What you need to do: Your task is to copy every line of this material exactly.

(Stored data)
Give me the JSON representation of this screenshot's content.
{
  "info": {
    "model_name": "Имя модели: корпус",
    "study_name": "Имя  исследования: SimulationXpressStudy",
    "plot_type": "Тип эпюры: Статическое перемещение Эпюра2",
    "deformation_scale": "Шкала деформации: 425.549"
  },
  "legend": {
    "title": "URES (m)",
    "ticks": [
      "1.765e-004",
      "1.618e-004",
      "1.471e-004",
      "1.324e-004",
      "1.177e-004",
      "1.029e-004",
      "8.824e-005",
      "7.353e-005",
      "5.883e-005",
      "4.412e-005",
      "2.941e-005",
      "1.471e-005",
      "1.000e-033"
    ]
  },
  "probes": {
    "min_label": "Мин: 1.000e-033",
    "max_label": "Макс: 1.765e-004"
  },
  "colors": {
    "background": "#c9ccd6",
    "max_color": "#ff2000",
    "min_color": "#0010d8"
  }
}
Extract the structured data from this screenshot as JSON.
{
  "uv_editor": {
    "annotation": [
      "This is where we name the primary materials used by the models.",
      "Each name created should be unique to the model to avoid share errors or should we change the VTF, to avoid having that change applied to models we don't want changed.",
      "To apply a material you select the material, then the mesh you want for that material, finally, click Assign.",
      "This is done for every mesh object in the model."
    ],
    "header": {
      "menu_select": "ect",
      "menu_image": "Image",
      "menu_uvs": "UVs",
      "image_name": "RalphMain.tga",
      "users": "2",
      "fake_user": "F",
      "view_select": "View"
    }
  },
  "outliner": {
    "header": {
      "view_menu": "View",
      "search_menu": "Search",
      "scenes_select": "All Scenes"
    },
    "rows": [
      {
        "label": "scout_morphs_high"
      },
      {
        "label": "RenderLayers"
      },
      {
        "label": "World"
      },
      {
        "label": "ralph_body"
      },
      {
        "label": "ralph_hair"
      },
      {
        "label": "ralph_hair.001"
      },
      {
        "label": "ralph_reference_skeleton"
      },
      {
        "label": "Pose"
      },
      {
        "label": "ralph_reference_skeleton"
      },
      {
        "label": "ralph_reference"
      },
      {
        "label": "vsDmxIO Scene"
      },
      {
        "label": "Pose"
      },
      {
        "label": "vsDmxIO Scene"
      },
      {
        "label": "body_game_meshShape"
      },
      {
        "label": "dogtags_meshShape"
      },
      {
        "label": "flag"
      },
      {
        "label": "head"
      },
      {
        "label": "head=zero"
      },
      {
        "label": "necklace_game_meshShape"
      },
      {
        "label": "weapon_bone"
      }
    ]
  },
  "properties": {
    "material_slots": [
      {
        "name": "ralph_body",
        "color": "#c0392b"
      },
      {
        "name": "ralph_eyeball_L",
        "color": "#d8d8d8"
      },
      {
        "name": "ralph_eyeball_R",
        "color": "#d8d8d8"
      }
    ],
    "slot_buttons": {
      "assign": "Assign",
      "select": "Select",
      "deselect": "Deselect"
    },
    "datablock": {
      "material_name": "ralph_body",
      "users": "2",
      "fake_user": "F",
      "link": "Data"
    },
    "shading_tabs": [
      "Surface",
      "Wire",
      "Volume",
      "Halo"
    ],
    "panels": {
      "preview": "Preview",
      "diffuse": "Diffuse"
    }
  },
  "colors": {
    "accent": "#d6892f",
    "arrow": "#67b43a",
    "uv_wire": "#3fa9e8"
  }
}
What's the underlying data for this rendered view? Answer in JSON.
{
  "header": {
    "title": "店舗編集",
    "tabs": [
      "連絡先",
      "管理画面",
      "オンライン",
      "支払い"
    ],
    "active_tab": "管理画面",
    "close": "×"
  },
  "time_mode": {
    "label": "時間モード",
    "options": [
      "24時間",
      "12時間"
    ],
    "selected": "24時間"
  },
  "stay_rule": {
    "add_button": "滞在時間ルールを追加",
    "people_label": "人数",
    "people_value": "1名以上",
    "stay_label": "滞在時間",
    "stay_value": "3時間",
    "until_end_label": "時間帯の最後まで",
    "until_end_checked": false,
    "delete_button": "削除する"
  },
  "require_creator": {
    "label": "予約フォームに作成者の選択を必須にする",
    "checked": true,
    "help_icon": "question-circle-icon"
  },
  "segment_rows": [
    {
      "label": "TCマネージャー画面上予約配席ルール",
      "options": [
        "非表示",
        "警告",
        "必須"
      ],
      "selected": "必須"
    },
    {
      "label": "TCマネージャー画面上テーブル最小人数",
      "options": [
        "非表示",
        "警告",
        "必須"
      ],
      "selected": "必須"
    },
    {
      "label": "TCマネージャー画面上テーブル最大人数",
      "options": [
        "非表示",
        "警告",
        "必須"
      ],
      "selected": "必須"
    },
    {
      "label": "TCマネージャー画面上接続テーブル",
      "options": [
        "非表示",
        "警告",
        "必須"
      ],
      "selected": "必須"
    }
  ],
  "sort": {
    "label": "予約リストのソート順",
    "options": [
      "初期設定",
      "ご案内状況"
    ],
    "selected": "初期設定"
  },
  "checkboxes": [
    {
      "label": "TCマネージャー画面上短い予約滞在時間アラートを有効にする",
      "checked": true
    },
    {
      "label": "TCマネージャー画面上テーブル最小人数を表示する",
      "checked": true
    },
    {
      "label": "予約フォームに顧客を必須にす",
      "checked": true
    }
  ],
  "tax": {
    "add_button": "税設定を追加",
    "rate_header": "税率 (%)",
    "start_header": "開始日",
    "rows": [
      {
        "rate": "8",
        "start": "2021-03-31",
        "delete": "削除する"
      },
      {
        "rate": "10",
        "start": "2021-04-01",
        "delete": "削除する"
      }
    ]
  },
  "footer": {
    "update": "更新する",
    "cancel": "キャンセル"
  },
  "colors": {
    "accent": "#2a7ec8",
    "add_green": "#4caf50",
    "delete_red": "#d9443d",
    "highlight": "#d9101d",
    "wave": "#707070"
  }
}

Task answer:
Give me the JSON representation of this screenshot's content.
{
  "info": {
    "model_name": "Имя модели: корпус",
    "study_name": "Имя  исследования: SimulationXpressStudy",
    "plot_type": "Тип эпюры: Статическое перемещение Эпюра2",
    "deformation_scale": "Шкала деформации: 425.549"
  },
  "legend": {
    "title": "URES (m)",
    "ticks": [
      "1.765e-004",
      "1.618e-004",
      "1.471e-004",
      "1.324e-004",
      "1.177e-004",
      "1.029e-004",
      "8.824e-005",
      "7.353e-005",
      "5.883e-005",
      "4.412e-005",
      "2.941e-005",
      "1.471e-005",
      "1.000e-033"
    ]
  },
  "probes": {
    "min_label": "Мин: 1.000e-033",
    "max_label": "Макс: 1.765e-004"
  },
  "colors": {
    "background": "#c9ccd6",
    "max_color": "#ff2000",
    "min_color": "#0010d8"
  }
}
Extract the structured data from this screenshot as JSON.
{
  "uv_editor": {
    "annotation": [
      "This is where we name the primary materials used by the models.",
      "Each name created should be unique to the model to avoid share errors or should we change the VTF, to avoid having that change applied to models we don't want changed.",
      "To apply a material you select the material, then the mesh you want for that material, finally, click Assign.",
      "This is done for every mesh object in the model."
    ],
    "header": {
      "menu_select": "ect",
      "menu_image": "Image",
      "menu_uvs": "UVs",
      "image_name": "RalphMain.tga",
      "users": "2",
      "fake_user": "F",
      "view_select": "View"
    }
  },
  "outliner": {
    "header": {
      "view_menu": "View",
      "search_menu": "Search",
      "scenes_select": "All Scenes"
    },
    "rows": [
      {
        "label": "scout_morphs_high"
      },
      {
        "label": "RenderLayers"
      },
      {
        "label": "World"
      },
      {
        "label": "ralph_body"
      },
      {
        "label": "ralph_hair"
      },
      {
        "label": "ralph_hair.001"
      },
      {
        "label": "ralph_reference_skeleton"
      },
      {
        "label": "Pose"
      },
      {
        "label": "ralph_reference_skeleton"
      },
      {
        "label": "ralph_reference"
      },
      {
        "label": "vsDmxIO Scene"
      },
      {
        "label": "Pose"
      },
      {
        "label": "vsDmxIO Scene"
      },
      {
        "label": "body_game_meshShape"
      },
      {
        "label": "dogtags_meshShape"
      },
      {
        "label": "flag"
      },
      {
        "label": "head"
      },
      {
        "label": "head=zero"
      },
      {
        "label": "necklace_game_meshShape"
      },
      {
        "label": "weapon_bone"
      }
    ]
  },
  "properties": {
    "material_slots": [
      {
        "name": "ralph_body",
        "color": "#c0392b"
      },
      {
        "name": "ralph_eyeball_L",
        "color": "#d8d8d8"
      },
      {
        "name": "ralph_eyeball_R",
        "color": "#d8d8d8"
      }
    ],
    "slot_buttons": {
      "assign": "Assign",
      "select": "Select",
      "deselect": "Deselect"
    },
    "datablock": {
      "material_name": "ralph_body",
      "users": "2",
      "fake_user": "F",
      "link": "Data"
    },
    "shading_tabs": [
      "Surface",
      "Wire",
      "Volume",
      "Halo"
    ],
    "panels": {
      "preview": "Preview",
      "diffuse": "Diffuse"
    }
  },
  "colors": {
    "accent": "#d6892f",
    "arrow": "#67b43a",
    "uv_wire": "#3fa9e8"
  }
}
What's the underlying data for this rendered view? Answer in JSON.
{
  "header": {
    "title": "店舗編集",
    "tabs": [
      "連絡先",
      "管理画面",
      "オンライン",
      "支払い"
    ],
    "active_tab": "管理画面",
    "close": "×"
  },
  "time_mode": {
    "label": "時間モード",
    "options": [
      "24時間",
      "12時間"
    ],
    "selected": "24時間"
  },
  "stay_rule": {
    "add_button": "滞在時間ルールを追加",
    "people_label": "人数",
    "people_value": "1名以上",
    "stay_label": "滞在時間",
    "stay_value": "3時間",
    "until_end_label": "時間帯の最後まで",
    "until_end_checked": false,
    "delete_button": "削除する"
  },
  "require_creator": {
    "label": "予約フォームに作成者の選択を必須にする",
    "checked": true,
    "help_icon": "question-circle-icon"
  },
  "segment_rows": [
    {
      "label": "TCマネージャー画面上予約配席ルール",
      "options": [
        "非表示",
        "警告",
        "必須"
      ],
      "selected": "必須"
    },
    {
      "label": "TCマネージャー画面上テーブル最小人数",
      "options": [
        "非表示",
        "警告",
        "必須"
      ],
      "selected": "必須"
    },
    {
      "label": "TCマネージャー画面上テーブル最大人数",
      "options": [
        "非表示",
        "警告",
        "必須"
      ],
      "selected": "必須"
    },
    {
      "label": "TCマネージャー画面上接続テーブル",
      "options": [
        "非表示",
        "警告",
        "必須"
      ],
      "selected": "必須"
    }
  ],
  "sort": {
    "label": "予約リストのソート順",
    "options": [
      "初期設定",
      "ご案内状況"
    ],
    "selected": "初期設定"
  },
  "checkboxes": [
    {
      "label": "TCマネージャー画面上短い予約滞在時間アラートを有効にする",
      "checked": true
    },
    {
      "label": "TCマネージャー画面上テーブル最小人数を表示する",
      "checked": true
    },
    {
      "label": "予約フォームに顧客を必須にす",
      "checked": true
    }
  ],
  "tax": {
    "add_button": "税設定を追加",
    "rate_header": "税率 (%)",
    "start_header": "開始日",
    "rows": [
      {
        "rate": "8",
        "start": "2021-03-31",
        "delete": "削除する"
      },
      {
        "rate": "10",
        "start": "2021-04-01",
        "delete": "削除する"
      }
    ]
  },
  "footer": {
    "update": "更新する",
    "cancel": "キャンセル"
  },
  "colors": {
    "accent": "#2a7ec8",
    "add_green": "#4caf50",
    "delete_red": "#d9443d",
    "highlight": "#d9101d",
    "wave": "#707070"
  }
}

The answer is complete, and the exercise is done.